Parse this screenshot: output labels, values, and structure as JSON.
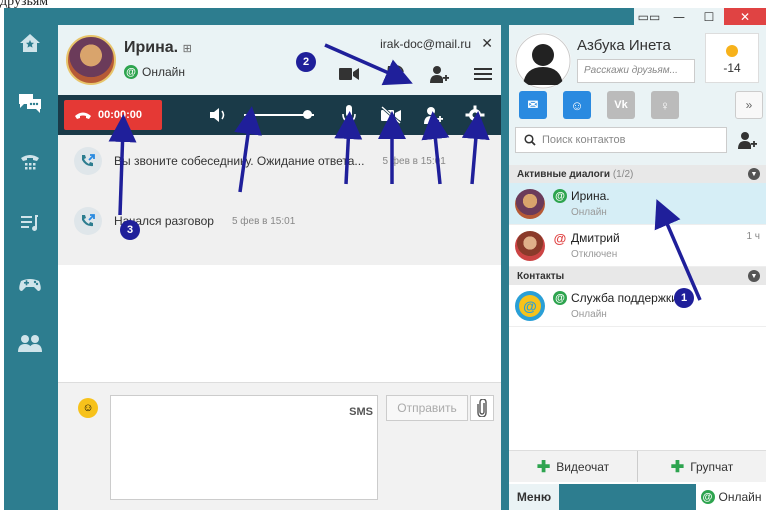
{
  "caption": "друзьям",
  "window": {
    "min": "—",
    "max": "☐",
    "close": "✕",
    "mini": "▭▭"
  },
  "nav": {
    "items": [
      "home",
      "chats",
      "calls",
      "music",
      "games",
      "contacts"
    ]
  },
  "chat": {
    "contact_name": "Ирина.",
    "contact_status": "Онлайн",
    "email": "irak-doc@mail.ru",
    "close": "✕",
    "call_timer": "00:00:00",
    "messages": [
      {
        "text": "Вы звоните собеседнику. Ожидание ответа...",
        "time": "5 фев в 15:01"
      },
      {
        "text": "Начался разговор",
        "time": "5 фев в 15:01"
      }
    ],
    "composer": {
      "sms_label": "SMS",
      "send_label": "Отправить"
    },
    "volume_level": 0.9
  },
  "profile": {
    "name": "Азбука Инета",
    "status_placeholder": "Расскажи друзьям...",
    "temperature": "-14",
    "search_placeholder": "Поиск контактов",
    "more": "»"
  },
  "sections": {
    "active_dialogs": "Активные диалоги",
    "active_count": "(1/2)",
    "contacts": "Контакты"
  },
  "dialogs": [
    {
      "name": "Ирина.",
      "status": "Онлайн",
      "time": "",
      "online": true,
      "active": true
    },
    {
      "name": "Дмитрий",
      "status": "Отключен",
      "time": "1 ч",
      "online": false,
      "active": false
    }
  ],
  "contact_list": [
    {
      "name": "Служба поддержки",
      "status": "Онлайн"
    }
  ],
  "bottom": {
    "video_chat": "Видеочат",
    "group_chat": "Групчат",
    "menu": "Меню",
    "online": "Онлайн"
  },
  "annotations": {
    "badge1": "1",
    "badge2": "2",
    "badge3": "3"
  },
  "colors": {
    "accent": "#2d7d8f",
    "call_red": "#e53935",
    "annotation": "#1f1f9a",
    "online": "#2ea44f"
  }
}
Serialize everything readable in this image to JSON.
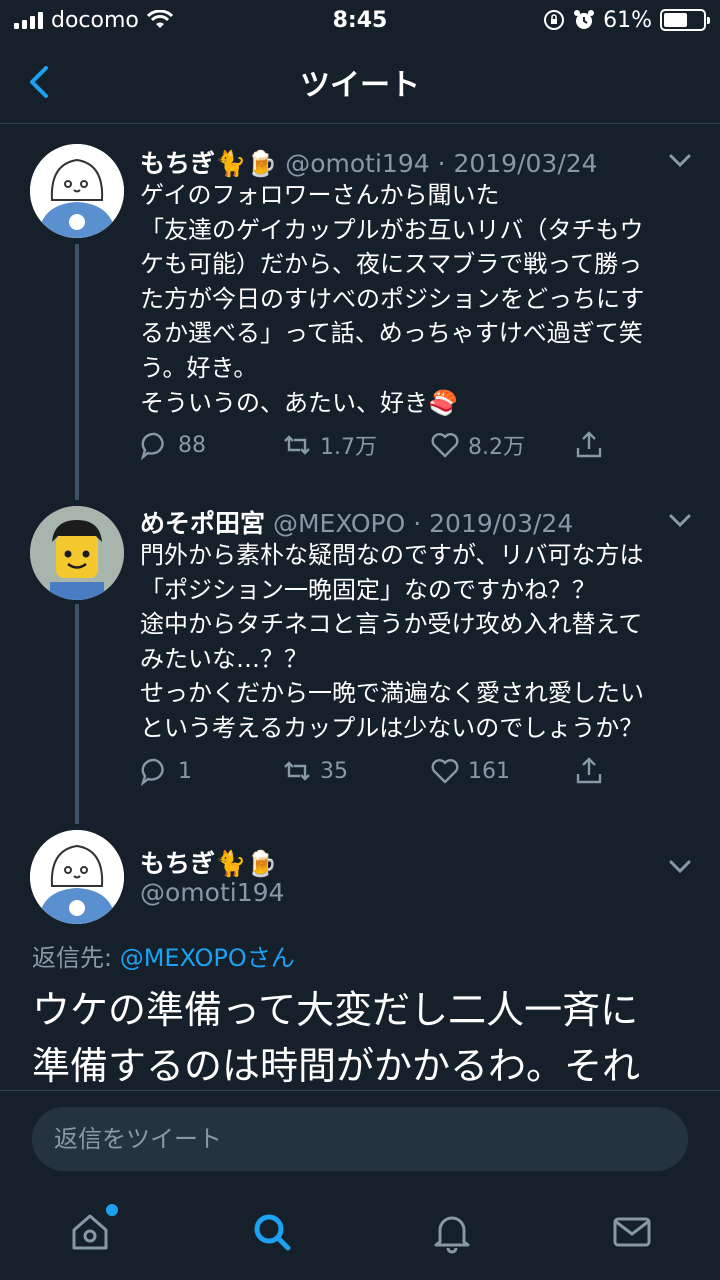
{
  "status_bar": {
    "carrier": "docomo",
    "time": "8:45",
    "battery": "61%",
    "battery_level": 0.61
  },
  "header": {
    "title": "ツイート"
  },
  "tweets": [
    {
      "name": "もちぎ🐈🍺",
      "handle": "@omoti194 · 2019/03/24",
      "lines": [
        "ゲイのフォロワーさんから聞いた",
        "「友達のゲイカップルがお互いリバ（タチもウ",
        "ケも可能）だから、夜にスマブラで戦って勝っ",
        "た方が今日のすけべのポジションをどっちにす",
        "るか選べる」って話、めっちゃすけべ過ぎて笑",
        "う。好き。",
        "そういうの、あたい、好き🍣"
      ],
      "replies": "88",
      "retweets": "1.7万",
      "likes": "8.2万"
    },
    {
      "name": "めそポ田宮",
      "handle": "@MEXOPO · 2019/03/24",
      "lines": [
        "門外から素朴な疑問なのですが、リバ可な方は",
        "「ポジション一晩固定」なのですかね？？",
        "途中からタチネコと言うか受け攻め入れ替えて",
        "みたいな…？？",
        "せっかくだから一晩で満遍なく愛され愛したい",
        "という考えるカップルは少ないのでしょうか？"
      ],
      "replies": "1",
      "retweets": "35",
      "likes": "161"
    }
  ],
  "main_tweet": {
    "name": "もちぎ🐈🍺",
    "handle": "@omoti194",
    "reply_to_label": "返信先: ",
    "reply_to_mention": "@MEXOPOさん",
    "lines": [
      "ウケの準備って大変だし二人一斉に",
      "準備するのは時間がかかるわ。それ"
    ]
  },
  "reply_bar": {
    "placeholder": "返信をツイート"
  },
  "tabs": [
    "home-icon",
    "search-icon",
    "notifications-icon",
    "messages-icon"
  ],
  "colors": {
    "background": "#15202b",
    "accent": "#1da1f2",
    "secondary_text": "#8899a6"
  }
}
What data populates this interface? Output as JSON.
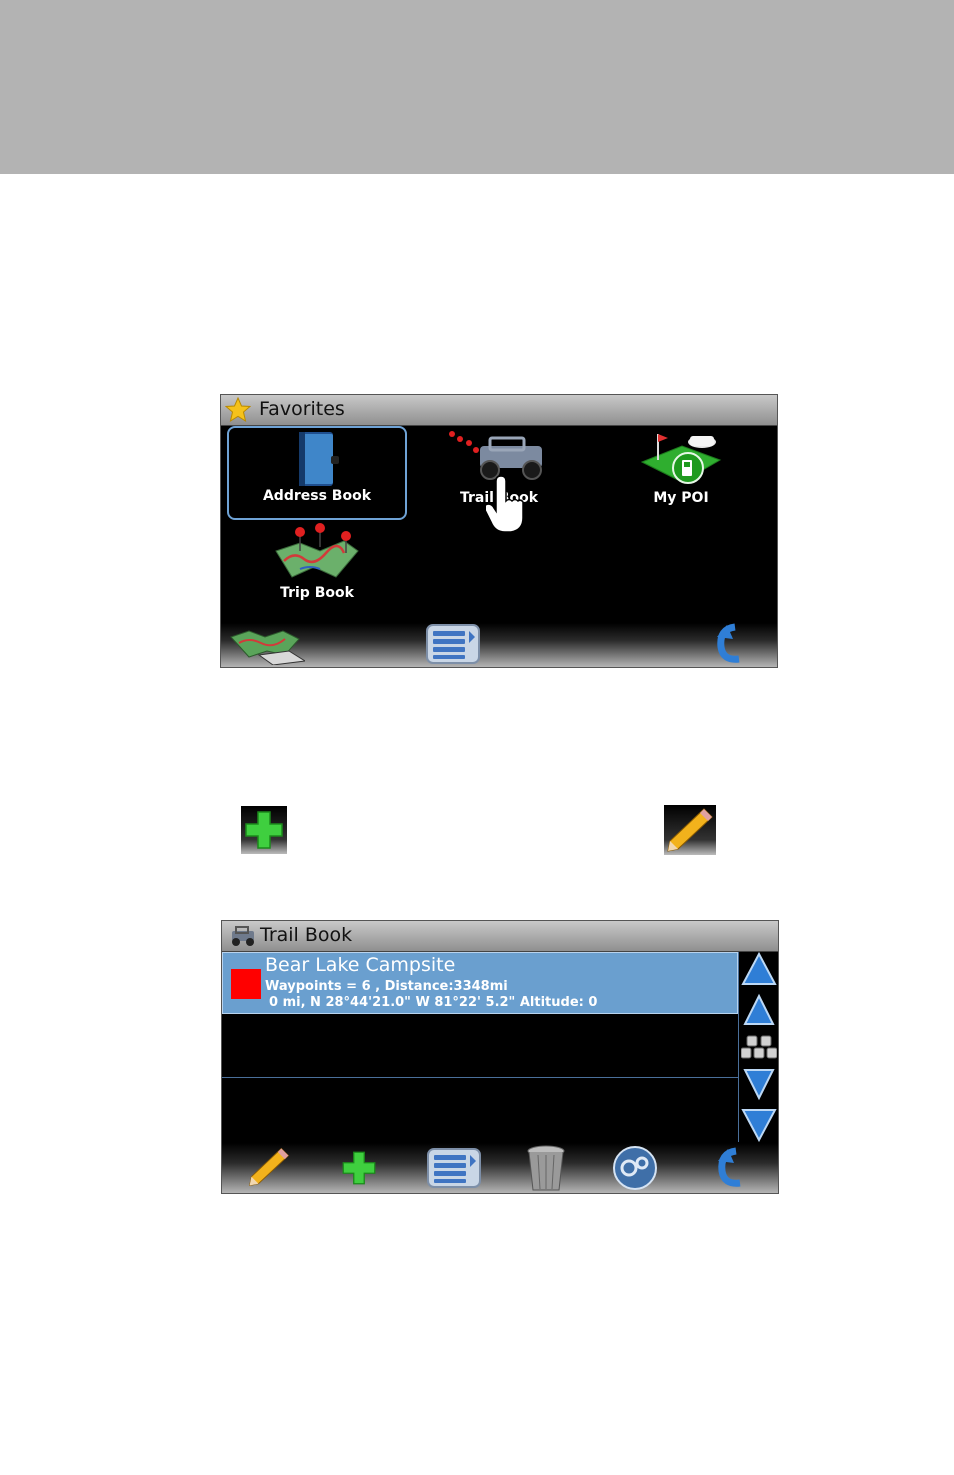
{
  "favorites": {
    "title": "Favorites",
    "tiles": [
      {
        "label": "Address Book",
        "icon": "address-book-icon",
        "selected": true
      },
      {
        "label": "Trail Book",
        "icon": "jeep-icon"
      },
      {
        "label": "My POI",
        "icon": "poi-icon"
      },
      {
        "label": "Trip Book",
        "icon": "trip-map-icon"
      }
    ],
    "toolbar": [
      "map-icon",
      "list-menu-icon",
      "back-arrow-icon"
    ]
  },
  "legend_icons": [
    "add-plus-icon",
    "edit-pencil-icon"
  ],
  "trail_book": {
    "title": "Trail Book",
    "entries": [
      {
        "name": "Bear Lake Campsite",
        "color": "#ff0000",
        "line1": "Waypoints = 6  , Distance:3348mi",
        "line2": "0 mi, N 28°44'21.0\"  W 81°22' 5.2\" Altitude: 0"
      }
    ],
    "scroll_buttons": [
      "page-up-icon",
      "line-up-icon",
      "keyboard-icon",
      "line-down-icon",
      "page-down-icon"
    ],
    "toolbar": [
      "edit-pencil-icon",
      "add-plus-icon",
      "list-menu-icon",
      "trash-icon",
      "settings-gears-icon",
      "back-arrow-icon"
    ]
  },
  "colors": {
    "banner": "#b3b3b3",
    "screen_bg": "#000000",
    "selection_blue": "#6a9fcf"
  }
}
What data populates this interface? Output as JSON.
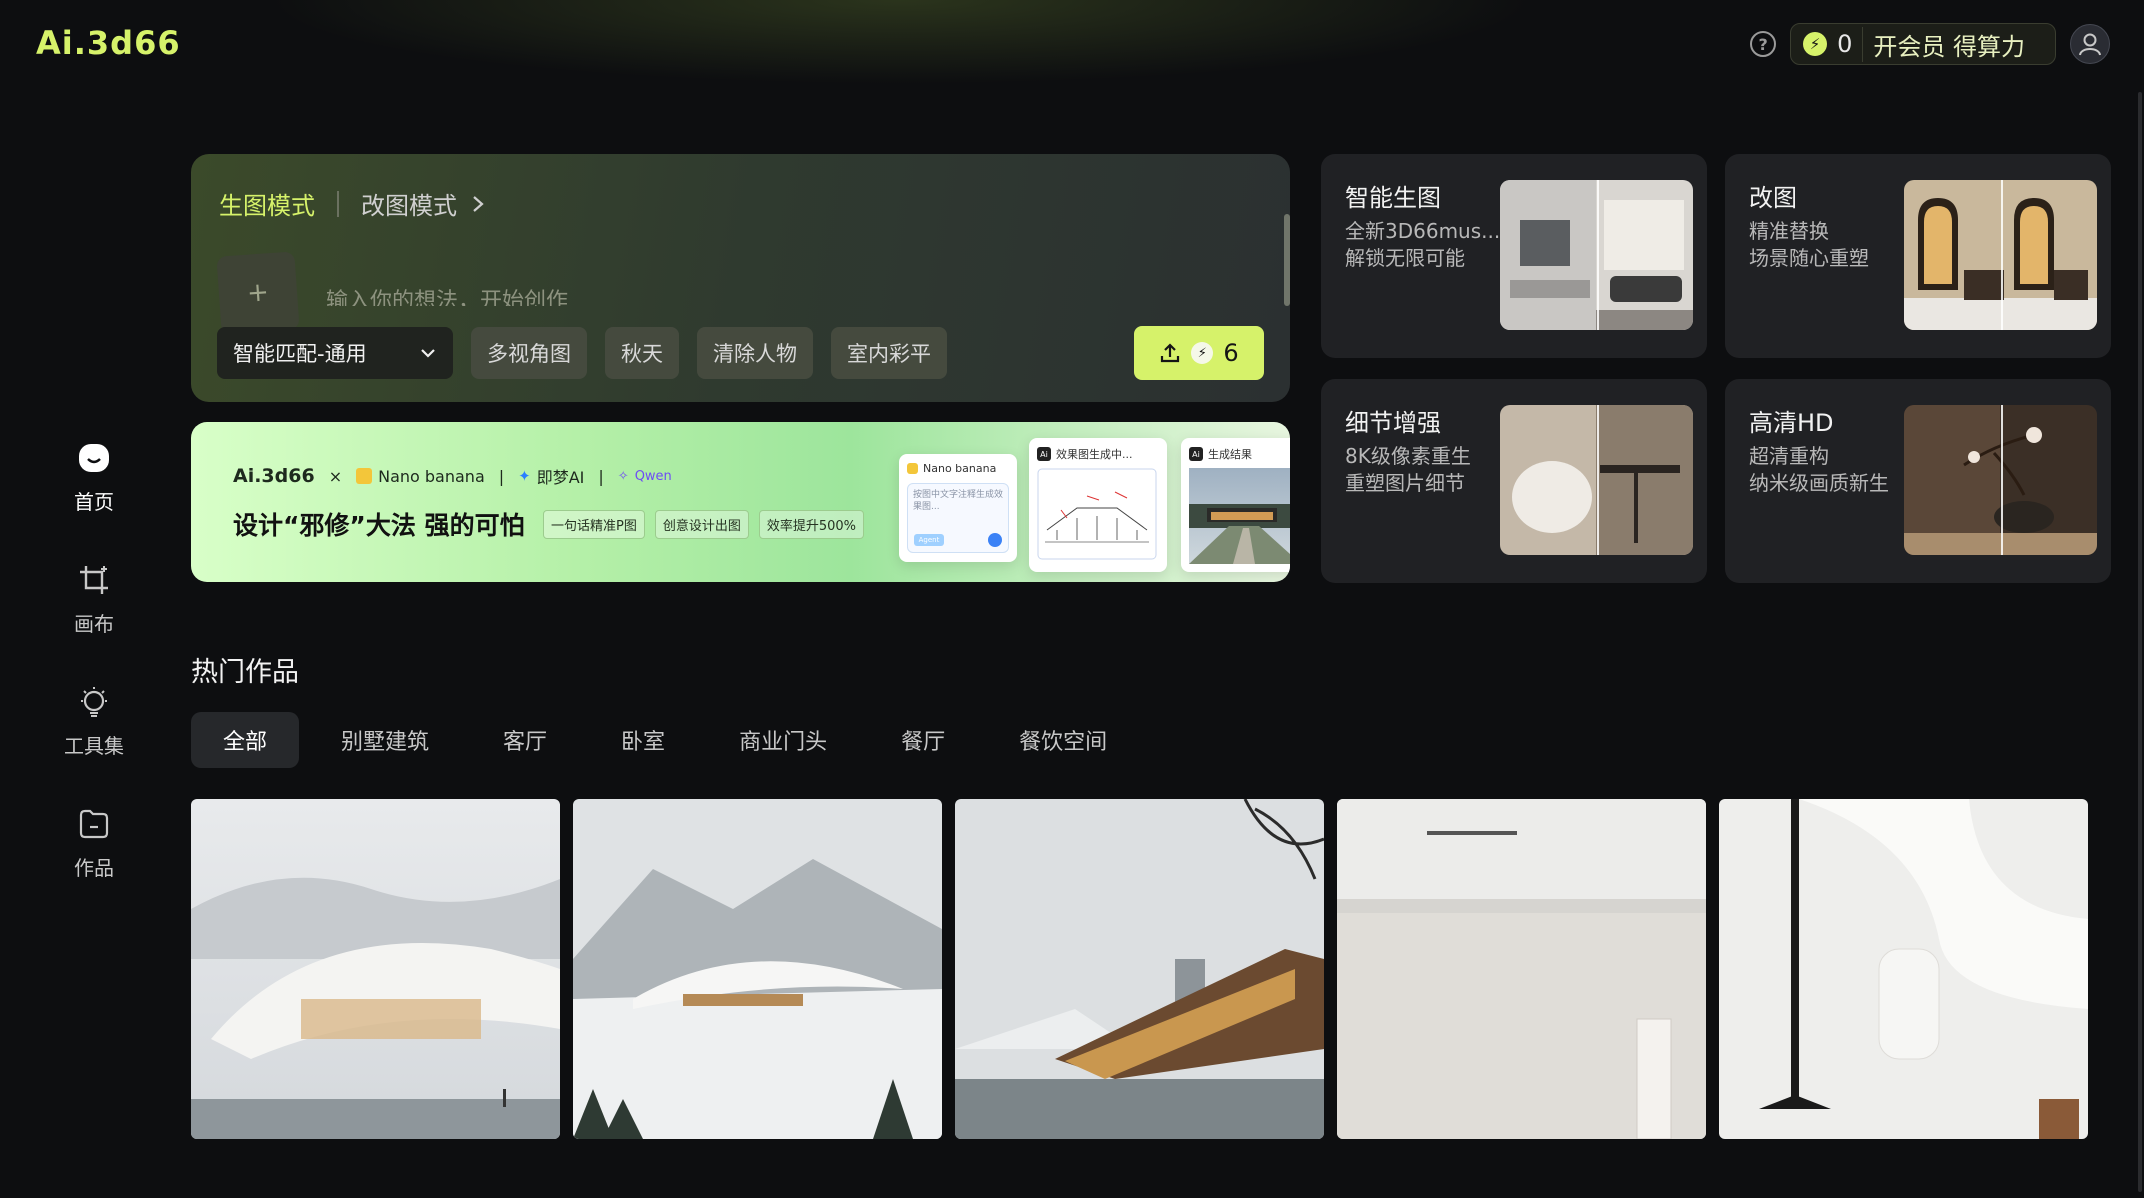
{
  "header": {
    "logo": "Ai.3d66",
    "help": "?",
    "points": "0",
    "vip_label": "开会员 得算力"
  },
  "sidebar": {
    "items": [
      {
        "label": "首页",
        "icon": "home-icon",
        "active": true
      },
      {
        "label": "画布",
        "icon": "crop-canvas-icon",
        "active": false
      },
      {
        "label": "工具集",
        "icon": "lightbulb-icon",
        "active": false
      },
      {
        "label": "作品",
        "icon": "folder-icon",
        "active": false
      }
    ]
  },
  "prompt": {
    "mode_active": "生图模式",
    "mode_other": "改图模式",
    "placeholder": "输入你的想法，开始创作",
    "select_value": "智能匹配-通用",
    "chips": [
      "多视角图",
      "秋天",
      "清除人物",
      "室内彩平"
    ],
    "cost": "6"
  },
  "banner": {
    "logo": "Ai.3d66",
    "x": "×",
    "partner1": "Nano banana",
    "partner2": "即梦AI",
    "partner3": "Qwen",
    "sep": "|",
    "title": "设计“邪修”大法 强的可怕",
    "tags": [
      "一句话精准P图",
      "创意设计出图",
      "效率提升500%"
    ],
    "mini1_title": "Nano banana",
    "mini1_text": "按图中文字注释生成效果图...",
    "mini1_agent": "Agent",
    "mini2_title": "效果图生成中...",
    "mini3_title": "生成结果"
  },
  "features": [
    {
      "title": "智能生图",
      "line1": "全新3D66mus...",
      "line2": "解锁无限可能"
    },
    {
      "title": "改图",
      "line1": "精准替换",
      "line2": "场景随心重塑"
    },
    {
      "title": "细节增强",
      "line1": "8K级像素重生",
      "line2": "重塑图片细节"
    },
    {
      "title": "高清HD",
      "line1": "超清重构",
      "line2": "纳米级画质新生"
    }
  ],
  "hot": {
    "title": "热门作品",
    "filters": [
      "全部",
      "别墅建筑",
      "客厅",
      "卧室",
      "商业门头",
      "餐厅",
      "餐饮空间"
    ]
  },
  "colors": {
    "accent": "#d6f26a",
    "background": "#0d0e10",
    "card": "#202124"
  }
}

○ ○ ○ ○

* [Your objective] Pictures are to be left out; the records above must be repeated word for word.

* [Reply]
Parse this screenshot: output labels, values, and structure as JSON.
{
  "caption": "друзьям",
  "window": {
    "min": "—",
    "max": "☐",
    "close": "✕",
    "mini": "▭▭"
  },
  "nav": {
    "items": [
      "home",
      "chats",
      "calls",
      "music",
      "games",
      "contacts"
    ]
  },
  "chat": {
    "contact_name": "Ирина.",
    "contact_status": "Онлайн",
    "email": "irak-doc@mail.ru",
    "close": "✕",
    "call_timer": "00:00:00",
    "messages": [
      {
        "text": "Вы звоните собеседнику. Ожидание ответа...",
        "time": "5 фев в 15:01"
      },
      {
        "text": "Начался разговор",
        "time": "5 фев в 15:01"
      }
    ],
    "composer": {
      "sms_label": "SMS",
      "send_label": "Отправить"
    },
    "volume_level": 0.9
  },
  "profile": {
    "name": "Азбука Инета",
    "status_placeholder": "Расскажи друзьям...",
    "temperature": "-14",
    "search_placeholder": "Поиск контактов",
    "more": "»"
  },
  "sections": {
    "active_dialogs": "Активные диалоги",
    "active_count": "(1/2)",
    "contacts": "Контакты"
  },
  "dialogs": [
    {
      "name": "Ирина.",
      "status": "Онлайн",
      "time": "",
      "online": true,
      "active": true
    },
    {
      "name": "Дмитрий",
      "status": "Отключен",
      "time": "1 ч",
      "online": false,
      "active": false
    }
  ],
  "contact_list": [
    {
      "name": "Служба поддержки",
      "status": "Онлайн"
    }
  ],
  "bottom": {
    "video_chat": "Видеочат",
    "group_chat": "Групчат",
    "menu": "Меню",
    "online": "Онлайн"
  },
  "annotations": {
    "badge1": "1",
    "badge2": "2",
    "badge3": "3"
  },
  "colors": {
    "accent": "#2d7d8f",
    "call_red": "#e53935",
    "annotation": "#1f1f9a",
    "online": "#2ea44f"
  }
}
Serialize everything readable in this image to JSON.
{
  "status_bar": {
    "carrier": "docomo",
    "time": "8:45",
    "battery": "61%",
    "battery_level": 0.61
  },
  "header": {
    "title": "ツイート"
  },
  "tweets": [
    {
      "name": "もちぎ🐈🍺",
      "handle": "@omoti194 · 2019/03/24",
      "lines": [
        "ゲイのフォロワーさんから聞いた",
        "「友達のゲイカップルがお互いリバ（タチもウ",
        "ケも可能）だから、夜にスマブラで戦って勝っ",
        "た方が今日のすけべのポジションをどっちにす",
        "るか選べる」って話、めっちゃすけべ過ぎて笑",
        "う。好き。",
        "そういうの、あたい、好き🍣"
      ],
      "replies": "88",
      "retweets": "1.7万",
      "likes": "8.2万"
    },
    {
      "name": "めそポ田宮",
      "handle": "@MEXOPO · 2019/03/24",
      "lines": [
        "門外から素朴な疑問なのですが、リバ可な方は",
        "「ポジション一晩固定」なのですかね？？",
        "途中からタチネコと言うか受け攻め入れ替えて",
        "みたいな…？？",
        "せっかくだから一晩で満遍なく愛され愛したい",
        "という考えるカップルは少ないのでしょうか？"
      ],
      "replies": "1",
      "retweets": "35",
      "likes": "161"
    }
  ],
  "main_tweet": {
    "name": "もちぎ🐈🍺",
    "handle": "@omoti194",
    "reply_to_label": "返信先: ",
    "reply_to_mention": "@MEXOPOさん",
    "lines": [
      "ウケの準備って大変だし二人一斉に",
      "準備するのは時間がかかるわ。それ"
    ]
  },
  "reply_bar": {
    "placeholder": "返信をツイート"
  },
  "tabs": [
    "home-icon",
    "search-icon",
    "notifications-icon",
    "messages-icon"
  ],
  "colors": {
    "background": "#15202b",
    "accent": "#1da1f2",
    "secondary_text": "#8899a6"
  }
}
What data populates this interface? Output as JSON.
{
  "favorites": {
    "title": "Favorites",
    "tiles": [
      {
        "label": "Address Book",
        "icon": "address-book-icon",
        "selected": true
      },
      {
        "label": "Trail Book",
        "icon": "jeep-icon"
      },
      {
        "label": "My POI",
        "icon": "poi-icon"
      },
      {
        "label": "Trip Book",
        "icon": "trip-map-icon"
      }
    ],
    "toolbar": [
      "map-icon",
      "list-menu-icon",
      "back-arrow-icon"
    ]
  },
  "legend_icons": [
    "add-plus-icon",
    "edit-pencil-icon"
  ],
  "trail_book": {
    "title": "Trail Book",
    "entries": [
      {
        "name": "Bear Lake Campsite",
        "color": "#ff0000",
        "line1": "Waypoints = 6  , Distance:3348mi",
        "line2": "0 mi, N 28°44'21.0\"  W 81°22' 5.2\" Altitude: 0"
      }
    ],
    "scroll_buttons": [
      "page-up-icon",
      "line-up-icon",
      "keyboard-icon",
      "line-down-icon",
      "page-down-icon"
    ],
    "toolbar": [
      "edit-pencil-icon",
      "add-plus-icon",
      "list-menu-icon",
      "trash-icon",
      "settings-gears-icon",
      "back-arrow-icon"
    ]
  },
  "colors": {
    "banner": "#b3b3b3",
    "screen_bg": "#000000",
    "selection_blue": "#6a9fcf"
  }
}
What data populates this interface? Output as JSON.
{
  "header": {
    "logo": "Ai.3d66",
    "help": "?",
    "points": "0",
    "vip_label": "开会员 得算力"
  },
  "sidebar": {
    "items": [
      {
        "label": "首页",
        "icon": "home-icon",
        "active": true
      },
      {
        "label": "画布",
        "icon": "crop-canvas-icon",
        "active": false
      },
      {
        "label": "工具集",
        "icon": "lightbulb-icon",
        "active": false
      },
      {
        "label": "作品",
        "icon": "folder-icon",
        "active": false
      }
    ]
  },
  "prompt": {
    "mode_active": "生图模式",
    "mode_other": "改图模式",
    "placeholder": "输入你的想法，开始创作",
    "select_value": "智能匹配-通用",
    "chips": [
      "多视角图",
      "秋天",
      "清除人物",
      "室内彩平"
    ],
    "cost": "6"
  },
  "banner": {
    "logo": "Ai.3d66",
    "x": "×",
    "partner1": "Nano banana",
    "partner2": "即梦AI",
    "partner3": "Qwen",
    "sep": "|",
    "title": "设计“邪修”大法 强的可怕",
    "tags": [
      "一句话精准P图",
      "创意设计出图",
      "效率提升500%"
    ],
    "mini1_title": "Nano banana",
    "mini1_text": "按图中文字注释生成效果图...",
    "mini1_agent": "Agent",
    "mini2_title": "效果图生成中...",
    "mini3_title": "生成结果"
  },
  "features": [
    {
      "title": "智能生图",
      "line1": "全新3D66mus...",
      "line2": "解锁无限可能"
    },
    {
      "title": "改图",
      "line1": "精准替换",
      "line2": "场景随心重塑"
    },
    {
      "title": "细节增强",
      "line1": "8K级像素重生",
      "line2": "重塑图片细节"
    },
    {
      "title": "高清HD",
      "line1": "超清重构",
      "line2": "纳米级画质新生"
    }
  ],
  "hot": {
    "title": "热门作品",
    "filters": [
      "全部",
      "别墅建筑",
      "客厅",
      "卧室",
      "商业门头",
      "餐厅",
      "餐饮空间"
    ]
  },
  "colors": {
    "accent": "#d6f26a",
    "background": "#0d0e10",
    "card": "#202124"
  }
}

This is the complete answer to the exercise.